====== Information provided

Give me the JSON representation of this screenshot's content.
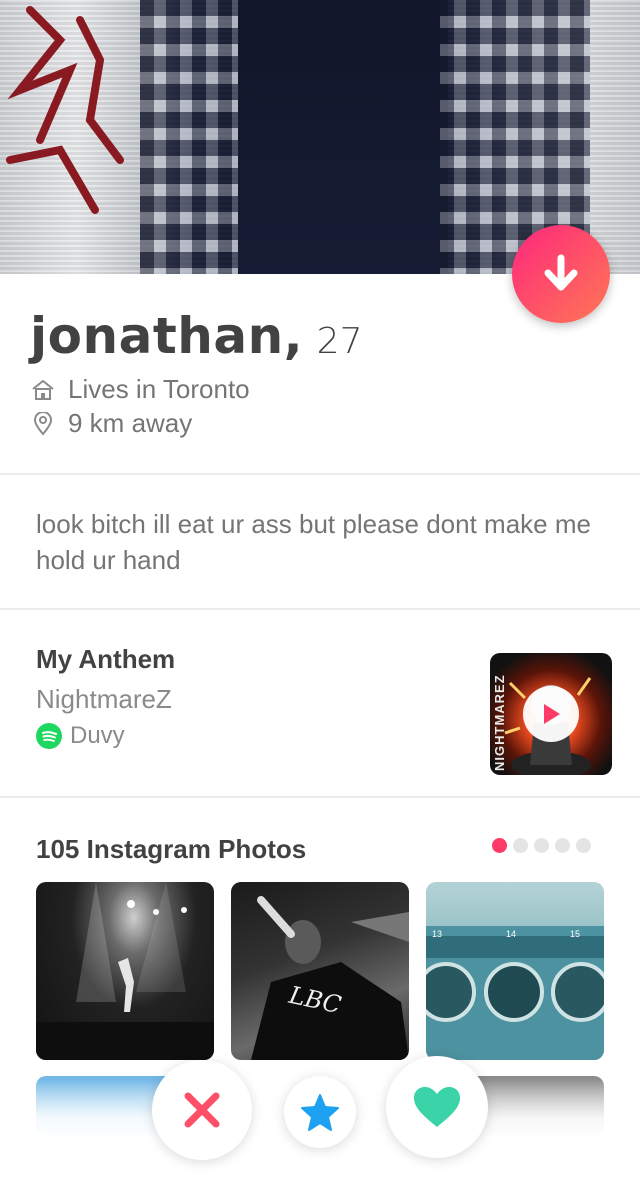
{
  "profile": {
    "name": "jonathan",
    "comma": ",",
    "age": "27",
    "lives_in": "Lives in Toronto",
    "distance": "9 km away",
    "bio": "look bitch ill eat ur ass but please dont make me hold ur hand"
  },
  "anthem": {
    "section_title": "My Anthem",
    "song": "NightmareZ",
    "artist": "Duvy",
    "album_art_text": "NIGHTMAREZ"
  },
  "instagram": {
    "section_title": "105 Instagram Photos",
    "page_count": 5,
    "active_page": 1,
    "photo_overlay_text": "LBC",
    "washer_numbers": [
      "13",
      "14",
      "15"
    ]
  },
  "actions": {
    "nope": "nope",
    "super_like": "super like",
    "like": "like"
  },
  "colors": {
    "brand_gradient_start": "#fd267d",
    "brand_gradient_end": "#ff7854",
    "nope": "#fd5068",
    "super_like": "#1da1f2",
    "like": "#3ad4a8",
    "spotify": "#1ed760"
  },
  "icons": {
    "collapse": "arrow-down-icon",
    "home": "home-icon",
    "location": "location-pin-icon",
    "spotify": "spotify-icon",
    "play": "play-icon",
    "nope": "x-icon",
    "super_like": "star-icon",
    "like": "heart-icon"
  }
}
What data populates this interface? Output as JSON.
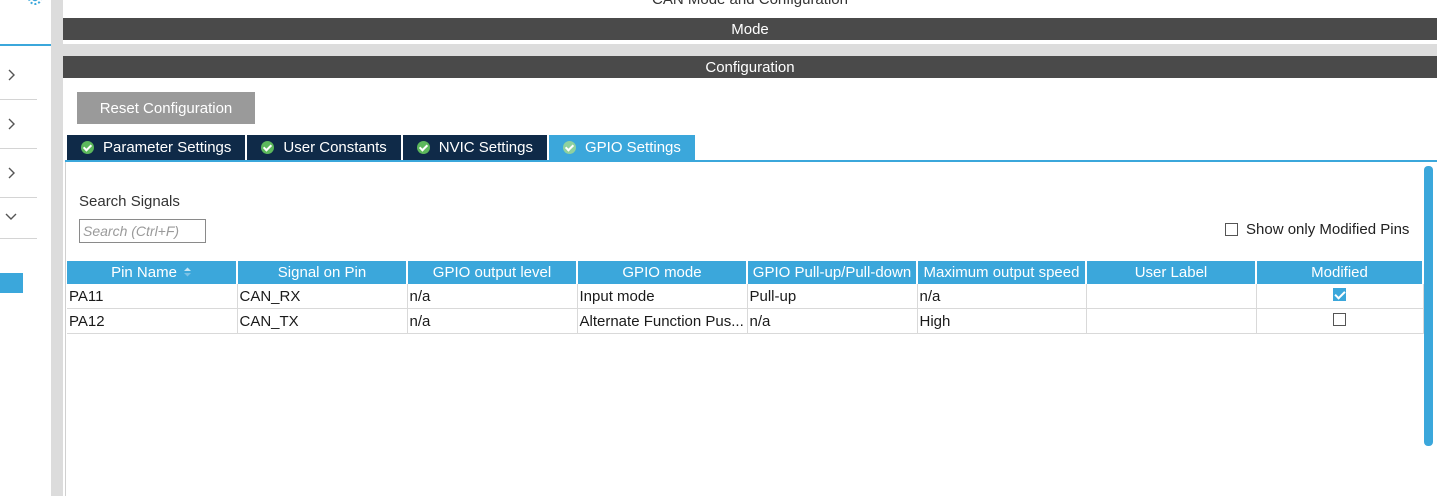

============

Short problem
Pictures in the records should not appear in your copy, but everything else must be transcribed exactly.

Expected output
Give me the JSON representation of this screenshot's content.
{
  "profile": {
    "name": "jonathan",
    "comma": ",",
    "age": "27",
    "lives_in": "Lives in Toronto",
    "distance": "9 km away",
    "bio": "look bitch ill eat ur ass but please dont make me hold ur hand"
  },
  "anthem": {
    "section_title": "My Anthem",
    "song": "NightmareZ",
    "artist": "Duvy",
    "album_art_text": "NIGHTMAREZ"
  },
  "instagram": {
    "section_title": "105 Instagram Photos",
    "page_count": 5,
    "active_page": 1,
    "photo_overlay_text": "LBC",
    "washer_numbers": [
      "13",
      "14",
      "15"
    ]
  },
  "actions": {
    "nope": "nope",
    "super_like": "super like",
    "like": "like"
  },
  "colors": {
    "brand_gradient_start": "#fd267d",
    "brand_gradient_end": "#ff7854",
    "nope": "#fd5068",
    "super_like": "#1da1f2",
    "like": "#3ad4a8",
    "spotify": "#1ed760"
  },
  "icons": {
    "collapse": "arrow-down-icon",
    "home": "home-icon",
    "location": "location-pin-icon",
    "spotify": "spotify-icon",
    "play": "play-icon",
    "nope": "x-icon",
    "super_like": "star-icon",
    "like": "heart-icon"
  }
}
What data populates this interface? Output as JSON.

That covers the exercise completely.